Listed entries:
────────────────────────────────────────

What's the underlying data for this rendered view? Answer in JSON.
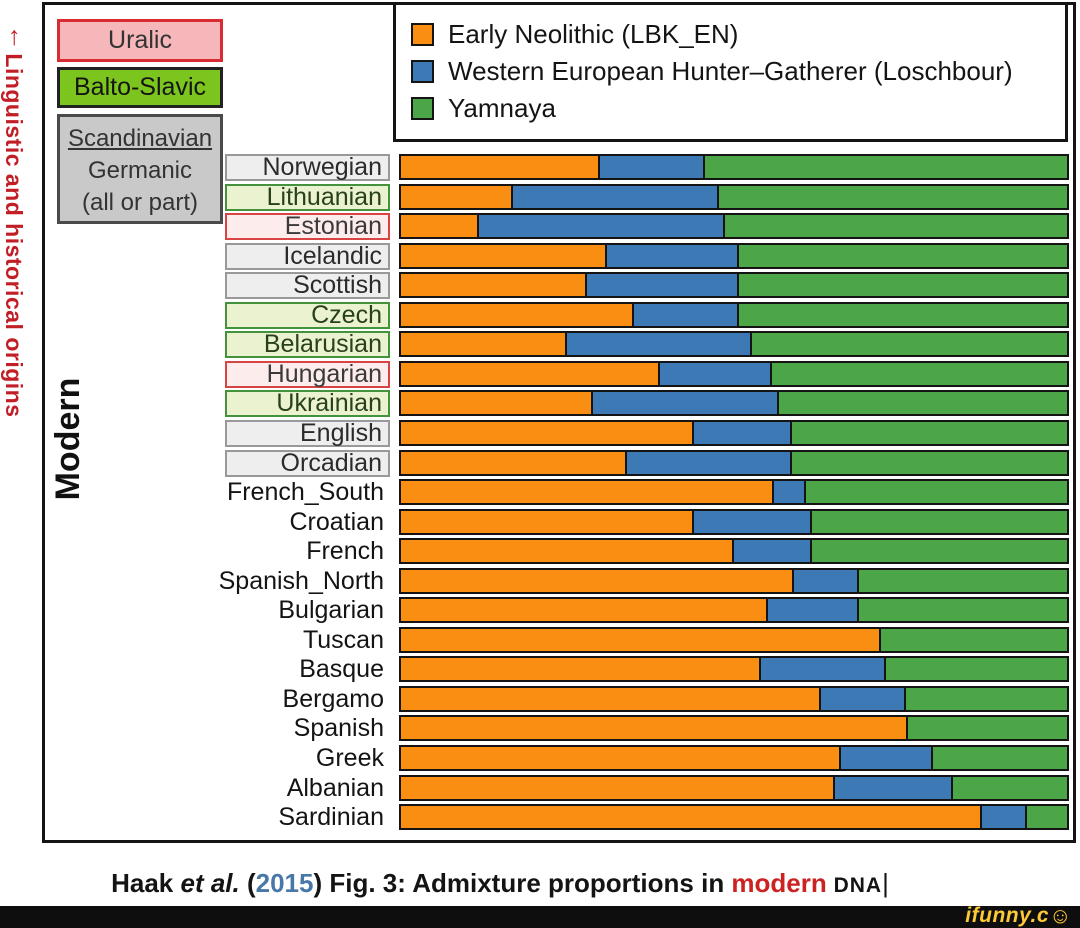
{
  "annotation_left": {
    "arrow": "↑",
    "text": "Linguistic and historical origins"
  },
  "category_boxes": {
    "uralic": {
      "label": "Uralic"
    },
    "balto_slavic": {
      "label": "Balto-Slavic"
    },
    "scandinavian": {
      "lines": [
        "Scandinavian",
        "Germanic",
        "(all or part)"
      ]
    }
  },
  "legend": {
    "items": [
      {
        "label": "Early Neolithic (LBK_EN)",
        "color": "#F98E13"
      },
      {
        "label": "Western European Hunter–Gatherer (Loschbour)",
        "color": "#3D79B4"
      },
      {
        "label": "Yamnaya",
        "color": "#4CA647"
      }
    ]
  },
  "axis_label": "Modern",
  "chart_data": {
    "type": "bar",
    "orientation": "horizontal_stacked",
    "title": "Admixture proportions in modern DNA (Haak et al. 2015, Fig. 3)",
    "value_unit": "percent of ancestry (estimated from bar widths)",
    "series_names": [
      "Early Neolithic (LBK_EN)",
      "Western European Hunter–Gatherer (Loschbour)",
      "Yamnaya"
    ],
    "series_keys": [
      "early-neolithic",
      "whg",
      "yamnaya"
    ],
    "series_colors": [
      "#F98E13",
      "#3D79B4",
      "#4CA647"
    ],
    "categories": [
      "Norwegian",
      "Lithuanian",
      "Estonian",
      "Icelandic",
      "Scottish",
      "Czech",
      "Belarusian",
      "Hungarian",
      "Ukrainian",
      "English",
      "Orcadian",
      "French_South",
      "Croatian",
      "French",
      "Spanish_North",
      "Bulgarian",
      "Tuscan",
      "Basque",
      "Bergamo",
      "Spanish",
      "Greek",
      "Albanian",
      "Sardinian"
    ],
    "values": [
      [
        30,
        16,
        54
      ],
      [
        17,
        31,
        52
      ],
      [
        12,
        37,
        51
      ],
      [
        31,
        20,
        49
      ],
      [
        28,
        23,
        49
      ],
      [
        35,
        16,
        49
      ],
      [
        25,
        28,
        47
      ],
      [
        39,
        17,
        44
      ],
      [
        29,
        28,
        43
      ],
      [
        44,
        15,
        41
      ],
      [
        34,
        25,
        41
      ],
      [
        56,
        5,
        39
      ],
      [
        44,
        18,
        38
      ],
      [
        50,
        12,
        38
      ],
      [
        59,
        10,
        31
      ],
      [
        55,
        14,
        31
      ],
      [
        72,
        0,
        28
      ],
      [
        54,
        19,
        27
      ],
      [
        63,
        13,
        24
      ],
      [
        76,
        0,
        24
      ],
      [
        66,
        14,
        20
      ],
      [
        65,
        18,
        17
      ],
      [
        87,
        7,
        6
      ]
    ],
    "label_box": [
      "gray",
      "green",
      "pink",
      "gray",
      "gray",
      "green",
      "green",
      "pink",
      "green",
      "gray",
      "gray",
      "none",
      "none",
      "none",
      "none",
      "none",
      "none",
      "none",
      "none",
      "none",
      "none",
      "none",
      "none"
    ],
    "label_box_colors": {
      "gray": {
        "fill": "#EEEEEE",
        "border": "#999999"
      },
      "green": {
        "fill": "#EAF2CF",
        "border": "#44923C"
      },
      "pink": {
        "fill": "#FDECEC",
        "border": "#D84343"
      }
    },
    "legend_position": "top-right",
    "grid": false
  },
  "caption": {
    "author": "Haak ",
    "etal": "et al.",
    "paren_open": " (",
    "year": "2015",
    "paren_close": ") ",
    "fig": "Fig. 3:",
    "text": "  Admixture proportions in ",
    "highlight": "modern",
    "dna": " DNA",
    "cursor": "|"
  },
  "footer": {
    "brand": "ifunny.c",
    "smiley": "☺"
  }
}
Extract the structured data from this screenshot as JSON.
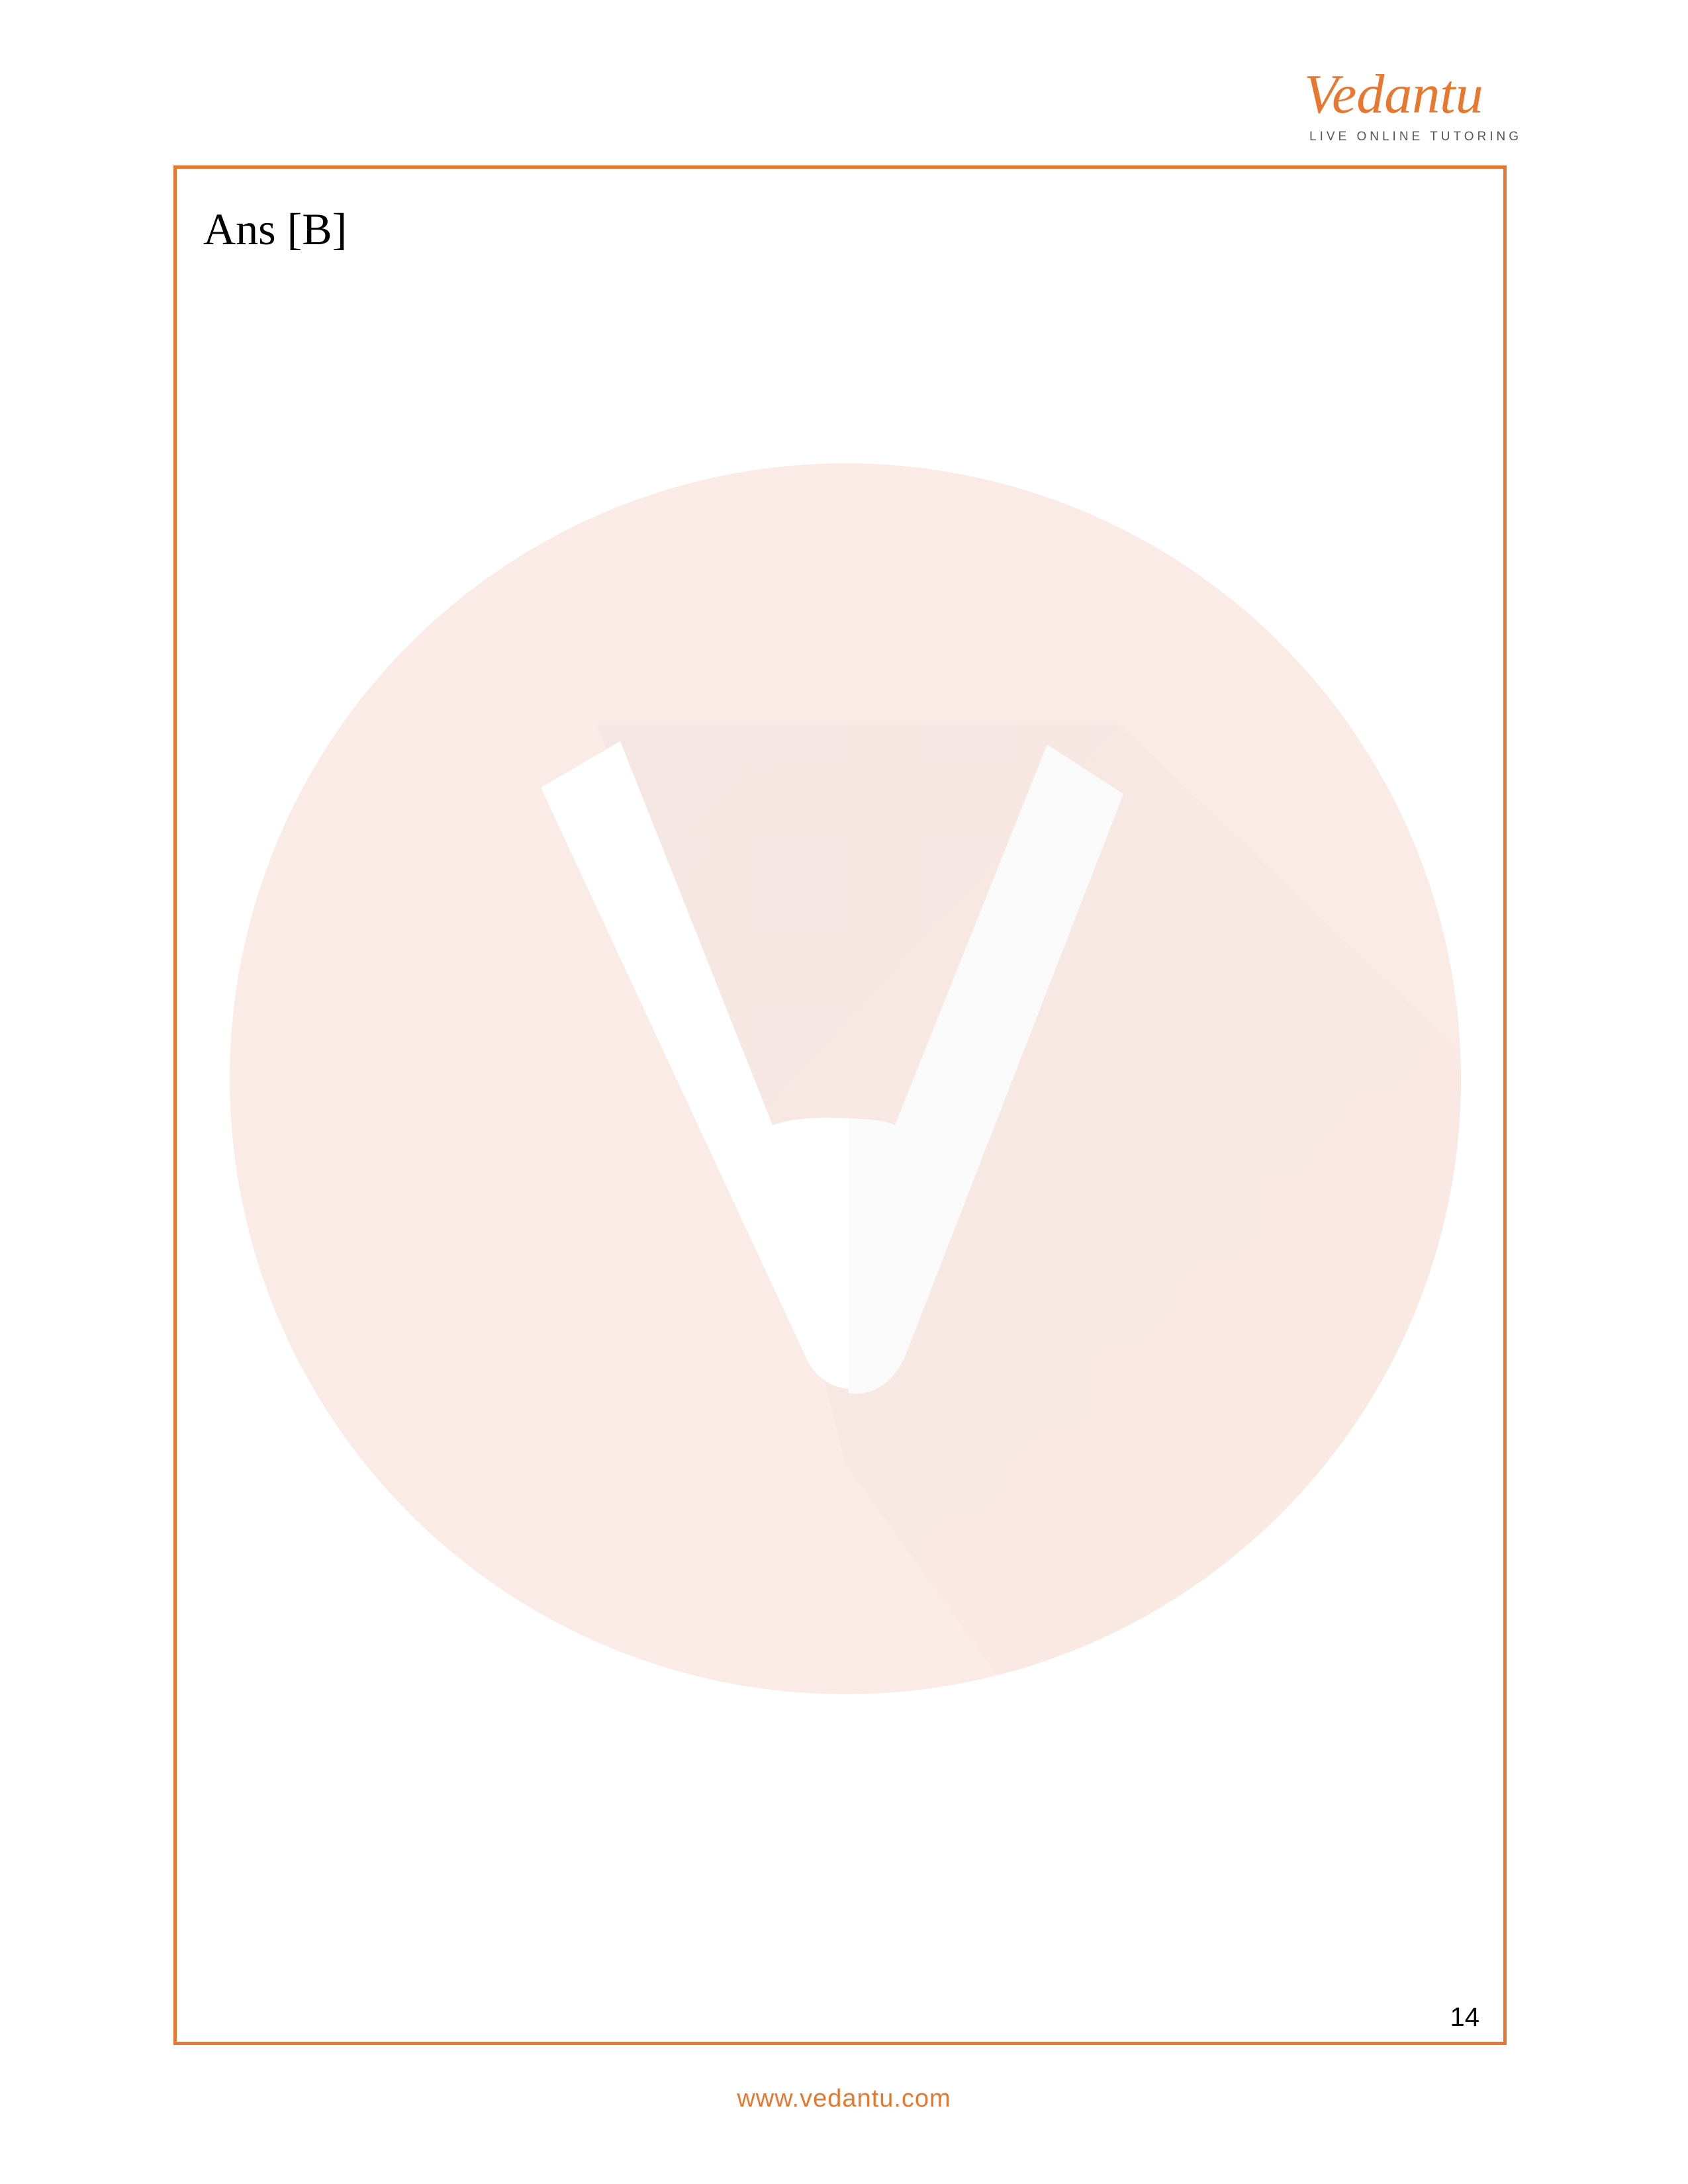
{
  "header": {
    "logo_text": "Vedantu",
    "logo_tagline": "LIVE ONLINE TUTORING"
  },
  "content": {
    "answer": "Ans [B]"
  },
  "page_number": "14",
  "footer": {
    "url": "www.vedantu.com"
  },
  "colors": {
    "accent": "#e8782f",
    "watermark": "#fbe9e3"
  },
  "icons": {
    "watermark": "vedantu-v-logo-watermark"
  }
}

────────────────────────────────────────

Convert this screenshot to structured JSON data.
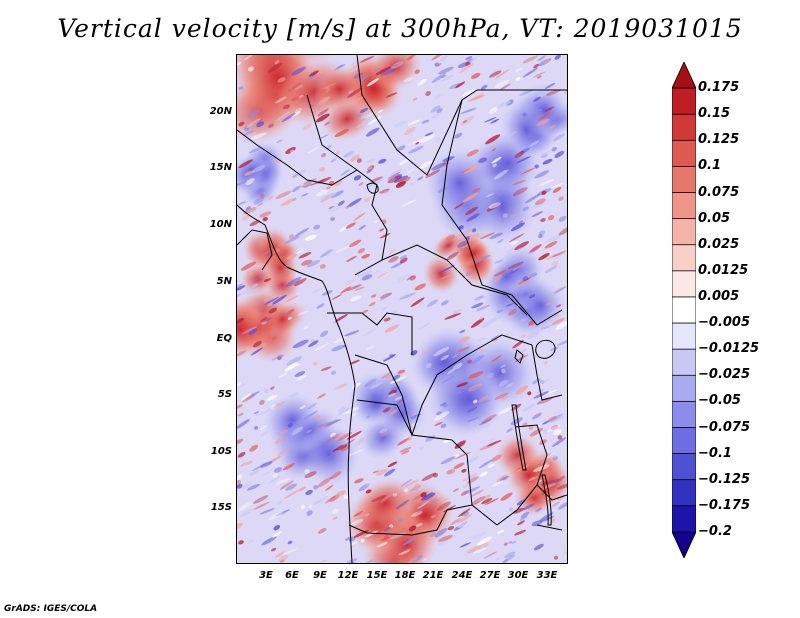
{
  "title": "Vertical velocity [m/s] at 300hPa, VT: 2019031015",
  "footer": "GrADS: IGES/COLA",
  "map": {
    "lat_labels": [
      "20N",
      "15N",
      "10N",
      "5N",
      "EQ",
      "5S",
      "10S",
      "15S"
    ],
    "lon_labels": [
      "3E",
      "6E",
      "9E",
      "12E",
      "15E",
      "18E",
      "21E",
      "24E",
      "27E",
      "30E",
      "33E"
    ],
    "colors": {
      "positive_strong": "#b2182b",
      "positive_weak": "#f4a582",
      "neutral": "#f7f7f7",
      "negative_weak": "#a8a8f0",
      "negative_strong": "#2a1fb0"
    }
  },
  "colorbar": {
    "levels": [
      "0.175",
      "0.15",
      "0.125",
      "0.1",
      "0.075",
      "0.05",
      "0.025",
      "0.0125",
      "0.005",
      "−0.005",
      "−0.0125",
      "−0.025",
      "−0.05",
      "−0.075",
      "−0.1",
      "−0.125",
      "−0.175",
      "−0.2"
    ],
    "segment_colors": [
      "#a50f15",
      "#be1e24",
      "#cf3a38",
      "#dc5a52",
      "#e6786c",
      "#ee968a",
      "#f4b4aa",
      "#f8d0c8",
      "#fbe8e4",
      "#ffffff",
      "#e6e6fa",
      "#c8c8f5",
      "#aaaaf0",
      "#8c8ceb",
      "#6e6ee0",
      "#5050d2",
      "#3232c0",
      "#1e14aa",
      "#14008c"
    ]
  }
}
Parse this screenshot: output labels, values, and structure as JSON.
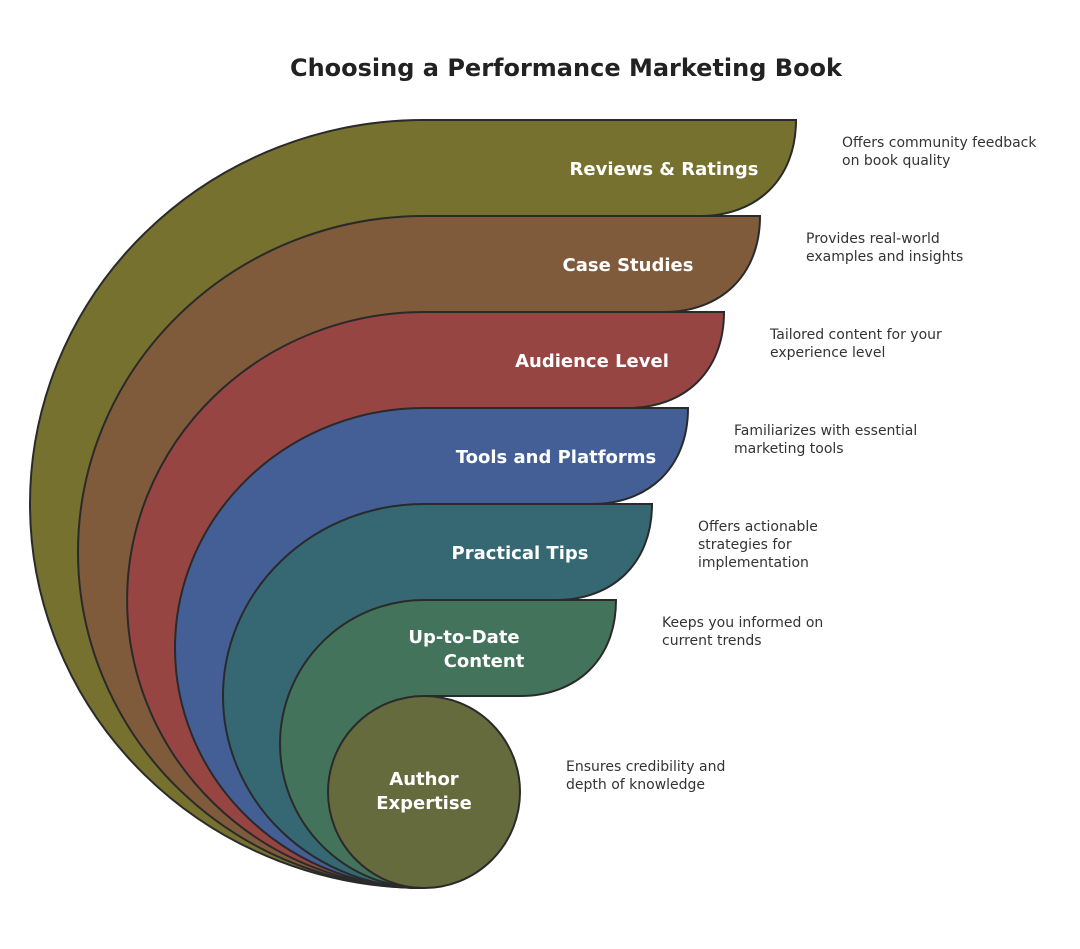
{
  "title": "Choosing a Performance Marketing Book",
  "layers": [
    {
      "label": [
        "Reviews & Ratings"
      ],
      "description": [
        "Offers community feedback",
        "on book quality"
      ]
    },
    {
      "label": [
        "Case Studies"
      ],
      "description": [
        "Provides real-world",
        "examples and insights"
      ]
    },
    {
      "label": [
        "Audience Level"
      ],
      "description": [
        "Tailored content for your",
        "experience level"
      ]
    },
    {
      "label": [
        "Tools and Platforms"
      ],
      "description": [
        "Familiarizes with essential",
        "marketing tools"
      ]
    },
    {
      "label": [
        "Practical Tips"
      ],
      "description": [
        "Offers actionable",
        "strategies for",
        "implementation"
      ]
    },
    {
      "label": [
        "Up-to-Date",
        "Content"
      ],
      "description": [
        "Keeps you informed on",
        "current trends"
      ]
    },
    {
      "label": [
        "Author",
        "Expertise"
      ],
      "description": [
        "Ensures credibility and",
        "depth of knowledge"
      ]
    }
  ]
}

────────────────────────────────────────

Goal: Pick out every line with the string "title" and copy it.

Problem solution:
    "title": "Admixture proportions in modern DNA (Haak et al. 2015, Fig. 3)",
  "title": "Vertical velocity [m/s] at 300hPa, VT: 2019031015",
  "title": "Choosing a Performance Marketing Book",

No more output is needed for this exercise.